Work to complete: Return all of the data exactly, with nothing left out but the pictures.

Provided entries:

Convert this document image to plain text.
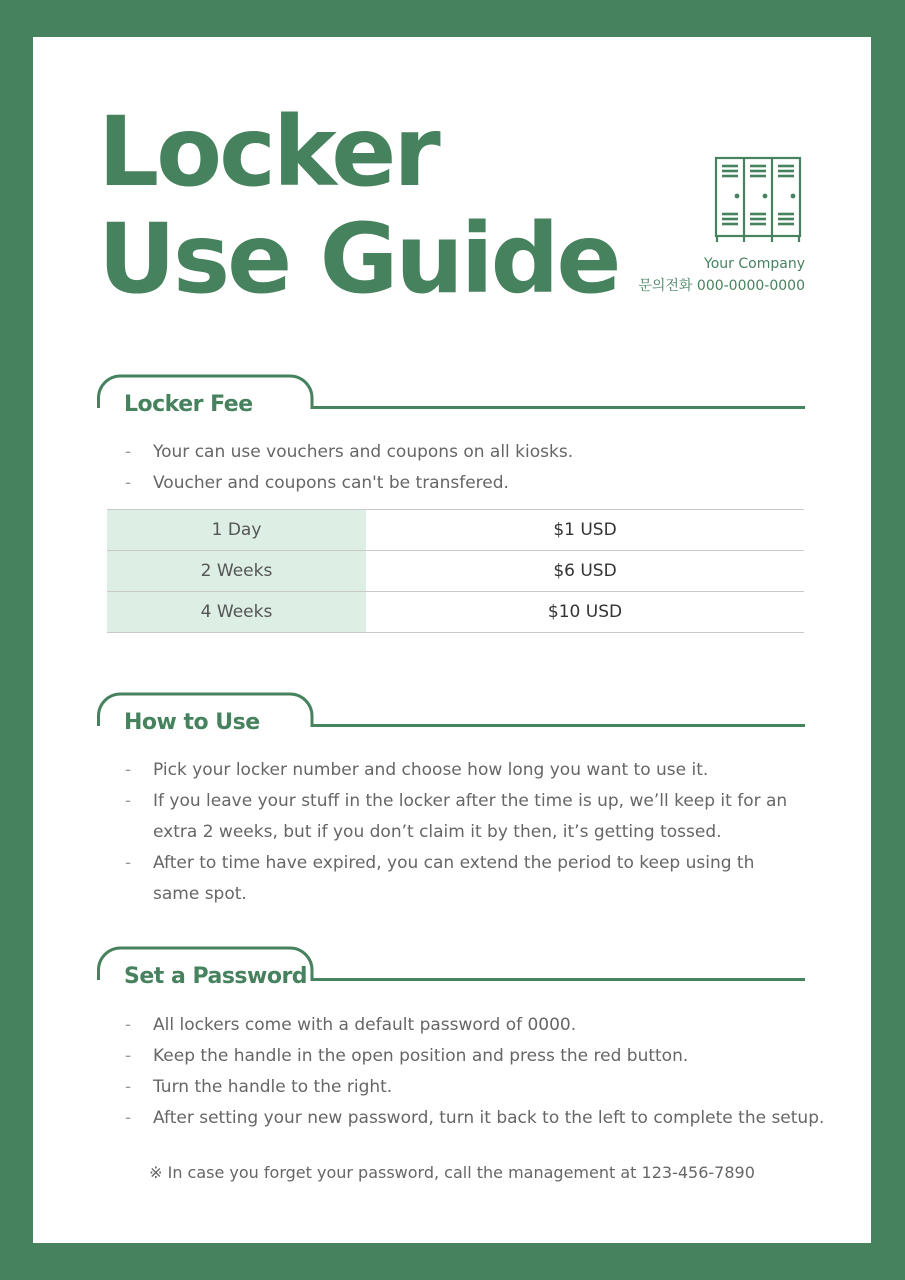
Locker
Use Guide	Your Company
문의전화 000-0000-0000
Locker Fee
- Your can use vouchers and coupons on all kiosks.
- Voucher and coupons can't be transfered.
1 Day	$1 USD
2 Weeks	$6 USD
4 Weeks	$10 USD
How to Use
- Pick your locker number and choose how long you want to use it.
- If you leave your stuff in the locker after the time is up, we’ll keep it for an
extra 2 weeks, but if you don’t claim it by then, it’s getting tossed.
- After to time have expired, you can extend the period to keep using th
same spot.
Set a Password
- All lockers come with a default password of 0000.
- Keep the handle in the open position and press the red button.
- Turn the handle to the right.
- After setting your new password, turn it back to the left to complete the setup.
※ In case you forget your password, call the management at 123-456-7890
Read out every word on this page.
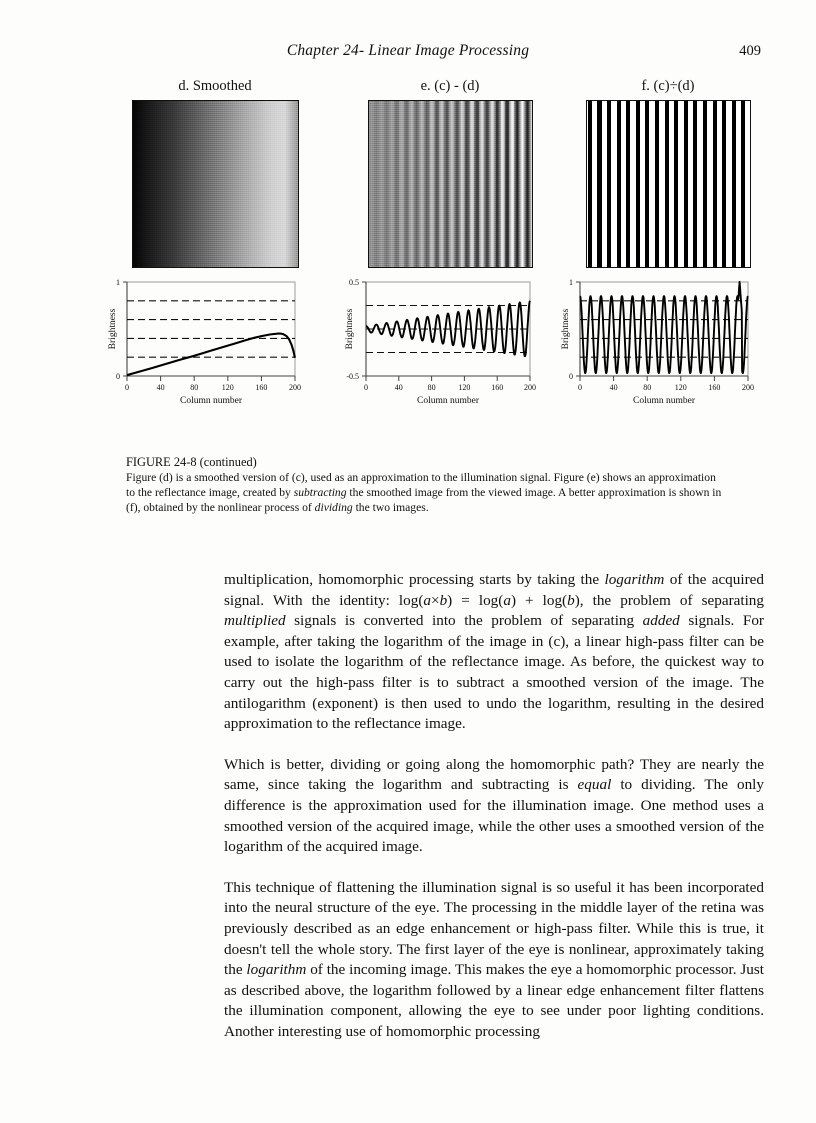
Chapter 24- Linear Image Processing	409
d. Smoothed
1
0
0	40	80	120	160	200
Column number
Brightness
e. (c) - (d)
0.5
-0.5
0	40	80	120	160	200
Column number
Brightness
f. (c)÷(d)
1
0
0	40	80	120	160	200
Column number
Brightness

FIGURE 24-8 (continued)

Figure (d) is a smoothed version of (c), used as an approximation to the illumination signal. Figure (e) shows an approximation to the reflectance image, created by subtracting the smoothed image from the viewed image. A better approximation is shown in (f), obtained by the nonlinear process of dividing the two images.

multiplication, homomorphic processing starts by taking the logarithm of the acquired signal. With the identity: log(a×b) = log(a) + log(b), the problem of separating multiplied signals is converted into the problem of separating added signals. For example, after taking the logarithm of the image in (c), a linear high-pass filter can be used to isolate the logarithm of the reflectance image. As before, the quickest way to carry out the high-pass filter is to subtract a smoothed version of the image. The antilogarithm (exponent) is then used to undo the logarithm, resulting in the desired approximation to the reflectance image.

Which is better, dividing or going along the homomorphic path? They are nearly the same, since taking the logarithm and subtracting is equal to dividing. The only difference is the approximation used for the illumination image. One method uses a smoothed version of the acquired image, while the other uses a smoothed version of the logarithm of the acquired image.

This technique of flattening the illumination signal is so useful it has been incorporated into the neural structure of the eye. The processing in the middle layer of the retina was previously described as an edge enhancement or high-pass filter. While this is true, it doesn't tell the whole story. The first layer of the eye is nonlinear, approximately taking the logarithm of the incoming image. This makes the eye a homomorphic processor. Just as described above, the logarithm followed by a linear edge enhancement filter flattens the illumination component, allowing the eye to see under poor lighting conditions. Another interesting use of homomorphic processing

Written reply:
Convert this document image to plain text.
Locker
Use Guide	Your Company
문의전화 000-0000-0000
Locker Fee
- Your can use vouchers and coupons on all kiosks.
- Voucher and coupons can't be transfered.
1 Day	$1 USD
2 Weeks	$6 USD
4 Weeks	$10 USD
How to Use
- Pick your locker number and choose how long you want to use it.
- If you leave your stuff in the locker after the time is up, we’ll keep it for an
extra 2 weeks, but if you don’t claim it by then, it’s getting tossed.
- After to time have expired, you can extend the period to keep using th
same spot.
Set a Password
- All lockers come with a default password of 0000.
- Keep the handle in the open position and press the red button.
- Turn the handle to the right.
- After setting your new password, turn it back to the left to complete the setup.
※ In case you forget your password, call the management at 123-456-7890
Read out every word on this page.
Chapter 24- Linear Image Processing	409
d. Smoothed
1
0
0	40	80	120	160	200
Column number
Brightness
e. (c) - (d)
0.5
-0.5
0	40	80	120	160	200
Column number
Brightness
f. (c)÷(d)
1
0
0	40	80	120	160	200
Column number
Brightness

FIGURE 24-8 (continued)

Figure (d) is a smoothed version of (c), used as an approximation to the illumination signal. Figure (e) shows an approximation to the reflectance image, created by subtracting the smoothed image from the viewed image. A better approximation is shown in (f), obtained by the nonlinear process of dividing the two images.

multiplication, homomorphic processing starts by taking the logarithm of the acquired signal. With the identity: log(a×b) = log(a) + log(b), the problem of separating multiplied signals is converted into the problem of separating added signals. For example, after taking the logarithm of the image in (c), a linear high-pass filter can be used to isolate the logarithm of the reflectance image. As before, the quickest way to carry out the high-pass filter is to subtract a smoothed version of the image. The antilogarithm (exponent) is then used to undo the logarithm, resulting in the desired approximation to the reflectance image.

Which is better, dividing or going along the homomorphic path? They are nearly the same, since taking the logarithm and subtracting is equal to dividing. The only difference is the approximation used for the illumination image. One method uses a smoothed version of the acquired image, while the other uses a smoothed version of the logarithm of the acquired image.

This technique of flattening the illumination signal is so useful it has been incorporated into the neural structure of the eye. The processing in the middle layer of the retina was previously described as an edge enhancement or high-pass filter. While this is true, it doesn't tell the whole story. The first layer of the eye is nonlinear, approximately taking the logarithm of the incoming image. This makes the eye a homomorphic processor. Just as described above, the logarithm followed by a linear edge enhancement filter flattens the illumination component, allowing the eye to see under poor lighting conditions. Another interesting use of homomorphic processing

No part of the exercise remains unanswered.